[GIVEN TASK] Write out the records that appear below, verbatim and complete, but without pictures.

[DATA TO USE]
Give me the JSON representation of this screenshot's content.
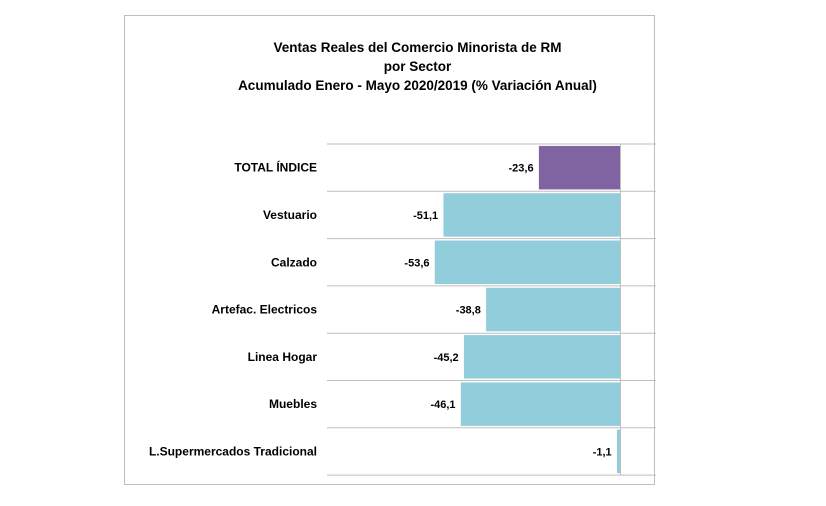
{
  "chart_data": {
    "type": "bar",
    "orientation": "horizontal",
    "title": [
      "Ventas Reales del Comercio Minorista de RM",
      "por Sector",
      "Acumulado Enero - Mayo 2020/2019 (% Variación Anual)"
    ],
    "categories": [
      "TOTAL ÍNDICE",
      "Vestuario",
      "Calzado",
      "Artefac. Electricos",
      "Linea Hogar",
      "Muebles",
      "L.Supermercados Tradicional"
    ],
    "values": [
      -23.6,
      -51.1,
      -53.6,
      -38.8,
      -45.2,
      -46.1,
      -1.1
    ],
    "value_labels": [
      "-23,6",
      "-51,1",
      "-53,6",
      "-38,8",
      "-45,2",
      "-46,1",
      "-1,1"
    ],
    "colors": {
      "total": "#8064a2",
      "sector": "#92cddc",
      "bar_border": "#ffffff",
      "grid": "#bfbfbf"
    },
    "grid": "horizontal",
    "legend": "none"
  }
}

[EXPECTED ANSWER]
Give me the JSON representation of this screenshot's content.
{
  "chart_data": {
    "type": "bar",
    "orientation": "horizontal",
    "title": [
      "Ventas Reales del Comercio Minorista de RM",
      "por Sector",
      "Acumulado Enero - Mayo 2020/2019 (% Variación Anual)"
    ],
    "categories": [
      "TOTAL ÍNDICE",
      "Vestuario",
      "Calzado",
      "Artefac. Electricos",
      "Linea Hogar",
      "Muebles",
      "L.Supermercados Tradicional"
    ],
    "values": [
      -23.6,
      -51.1,
      -53.6,
      -38.8,
      -45.2,
      -46.1,
      -1.1
    ],
    "value_labels": [
      "-23,6",
      "-51,1",
      "-53,6",
      "-38,8",
      "-45,2",
      "-46,1",
      "-1,1"
    ],
    "colors": {
      "total": "#8064a2",
      "sector": "#92cddc",
      "bar_border": "#ffffff",
      "grid": "#bfbfbf"
    },
    "grid": "horizontal",
    "legend": "none"
  }
}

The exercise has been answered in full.